Stated task: Copy each line of the entries that contains the word "тонов".

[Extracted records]
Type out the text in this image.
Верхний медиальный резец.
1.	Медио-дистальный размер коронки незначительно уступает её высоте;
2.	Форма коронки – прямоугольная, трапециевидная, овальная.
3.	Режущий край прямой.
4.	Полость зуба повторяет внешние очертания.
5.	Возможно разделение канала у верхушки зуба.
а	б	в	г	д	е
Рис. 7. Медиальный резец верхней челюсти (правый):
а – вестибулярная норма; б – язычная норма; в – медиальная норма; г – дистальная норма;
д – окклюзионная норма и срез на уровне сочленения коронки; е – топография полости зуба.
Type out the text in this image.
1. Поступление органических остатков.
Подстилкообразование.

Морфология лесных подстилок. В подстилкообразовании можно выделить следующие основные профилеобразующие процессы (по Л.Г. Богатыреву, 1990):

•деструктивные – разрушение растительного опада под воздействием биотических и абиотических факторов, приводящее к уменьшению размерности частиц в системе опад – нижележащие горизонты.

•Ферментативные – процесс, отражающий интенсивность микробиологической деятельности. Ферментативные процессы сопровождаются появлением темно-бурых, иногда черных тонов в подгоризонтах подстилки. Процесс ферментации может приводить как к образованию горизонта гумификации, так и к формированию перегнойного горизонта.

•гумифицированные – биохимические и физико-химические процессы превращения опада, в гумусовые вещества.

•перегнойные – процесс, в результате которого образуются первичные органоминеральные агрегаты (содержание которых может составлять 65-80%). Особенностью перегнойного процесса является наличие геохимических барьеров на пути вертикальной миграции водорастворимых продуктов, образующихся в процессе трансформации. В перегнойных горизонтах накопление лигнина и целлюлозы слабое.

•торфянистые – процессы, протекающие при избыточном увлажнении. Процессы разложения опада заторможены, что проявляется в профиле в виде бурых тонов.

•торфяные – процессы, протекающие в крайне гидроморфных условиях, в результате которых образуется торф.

Solution to this task:
•Ферментативные – процесс, отражающий интенсивность микробиологической деятельности. Ферментативные процессы сопровождаются появлением темно-бурых, иногда черных тонов в подгоризонтах подстилки. Процесс ферментации может приводить как к образованию горизонта гумификации, так и к формированию перегнойного горизонта.
•торфянистые – процессы, протекающие при избыточном увлажнении. Процессы разложения опада заторможены, что проявляется в профиле в виде бурых тонов.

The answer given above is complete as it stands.